> _REQUIRED WORK_:
The answer should be a single number: how many lines of the entries below hold the word "eivät".

------ PROVIDED DATA ------

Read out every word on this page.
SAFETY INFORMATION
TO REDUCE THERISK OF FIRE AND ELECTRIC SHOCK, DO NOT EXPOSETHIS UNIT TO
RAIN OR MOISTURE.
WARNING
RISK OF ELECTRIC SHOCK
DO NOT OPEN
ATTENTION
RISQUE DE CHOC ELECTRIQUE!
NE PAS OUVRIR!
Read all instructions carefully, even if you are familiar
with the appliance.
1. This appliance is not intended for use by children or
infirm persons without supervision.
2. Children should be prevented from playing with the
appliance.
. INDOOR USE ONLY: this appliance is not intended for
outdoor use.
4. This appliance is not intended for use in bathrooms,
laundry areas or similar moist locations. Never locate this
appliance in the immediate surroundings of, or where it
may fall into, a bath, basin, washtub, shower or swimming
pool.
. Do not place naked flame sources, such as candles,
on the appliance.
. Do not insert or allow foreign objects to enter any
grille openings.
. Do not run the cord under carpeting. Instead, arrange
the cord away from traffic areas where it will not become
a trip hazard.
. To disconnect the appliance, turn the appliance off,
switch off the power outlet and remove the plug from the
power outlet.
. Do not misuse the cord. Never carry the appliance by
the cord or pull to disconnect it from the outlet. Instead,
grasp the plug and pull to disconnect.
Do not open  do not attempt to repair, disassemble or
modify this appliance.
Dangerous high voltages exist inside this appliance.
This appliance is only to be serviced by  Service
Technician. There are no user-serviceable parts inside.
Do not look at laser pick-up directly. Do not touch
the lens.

------
------ PROVIDED DATA ------

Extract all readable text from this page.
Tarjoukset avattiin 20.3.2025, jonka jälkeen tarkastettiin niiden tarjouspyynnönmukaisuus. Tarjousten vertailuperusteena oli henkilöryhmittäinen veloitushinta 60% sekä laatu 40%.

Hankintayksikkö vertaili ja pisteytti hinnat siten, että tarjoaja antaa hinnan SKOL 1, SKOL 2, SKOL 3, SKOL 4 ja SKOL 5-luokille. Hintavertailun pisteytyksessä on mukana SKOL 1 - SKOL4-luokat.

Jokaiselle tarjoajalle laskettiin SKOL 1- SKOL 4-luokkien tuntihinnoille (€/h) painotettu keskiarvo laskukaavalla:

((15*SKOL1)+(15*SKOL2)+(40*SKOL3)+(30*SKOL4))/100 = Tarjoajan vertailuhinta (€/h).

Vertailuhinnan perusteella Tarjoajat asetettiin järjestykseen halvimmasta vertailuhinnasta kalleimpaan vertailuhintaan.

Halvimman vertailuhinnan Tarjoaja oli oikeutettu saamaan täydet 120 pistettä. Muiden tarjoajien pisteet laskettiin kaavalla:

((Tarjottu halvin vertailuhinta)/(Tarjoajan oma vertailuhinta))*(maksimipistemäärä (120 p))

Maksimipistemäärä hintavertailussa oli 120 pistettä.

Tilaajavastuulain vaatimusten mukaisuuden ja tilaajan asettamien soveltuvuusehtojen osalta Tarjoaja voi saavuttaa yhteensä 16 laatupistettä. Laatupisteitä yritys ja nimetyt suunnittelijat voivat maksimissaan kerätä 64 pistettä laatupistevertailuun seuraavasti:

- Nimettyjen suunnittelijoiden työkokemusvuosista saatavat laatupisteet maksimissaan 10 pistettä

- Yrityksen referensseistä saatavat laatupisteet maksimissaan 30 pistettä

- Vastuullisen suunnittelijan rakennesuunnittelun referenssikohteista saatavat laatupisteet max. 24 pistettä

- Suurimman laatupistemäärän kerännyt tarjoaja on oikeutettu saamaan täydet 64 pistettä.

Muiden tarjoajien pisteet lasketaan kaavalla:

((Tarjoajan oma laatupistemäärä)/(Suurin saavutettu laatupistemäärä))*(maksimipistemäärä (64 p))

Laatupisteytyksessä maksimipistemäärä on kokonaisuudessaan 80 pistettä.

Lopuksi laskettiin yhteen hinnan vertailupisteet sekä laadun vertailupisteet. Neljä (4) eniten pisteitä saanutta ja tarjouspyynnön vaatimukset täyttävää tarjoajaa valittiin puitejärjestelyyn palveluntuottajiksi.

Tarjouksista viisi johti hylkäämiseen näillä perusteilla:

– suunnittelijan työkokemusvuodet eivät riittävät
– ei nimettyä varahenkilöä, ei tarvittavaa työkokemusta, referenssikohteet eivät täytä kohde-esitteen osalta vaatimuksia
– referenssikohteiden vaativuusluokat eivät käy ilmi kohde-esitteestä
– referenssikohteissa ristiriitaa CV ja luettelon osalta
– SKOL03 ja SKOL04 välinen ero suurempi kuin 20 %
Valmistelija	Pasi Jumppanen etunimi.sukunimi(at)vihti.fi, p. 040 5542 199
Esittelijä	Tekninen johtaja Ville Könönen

------

> _WRITTEN SOLUTION_:
3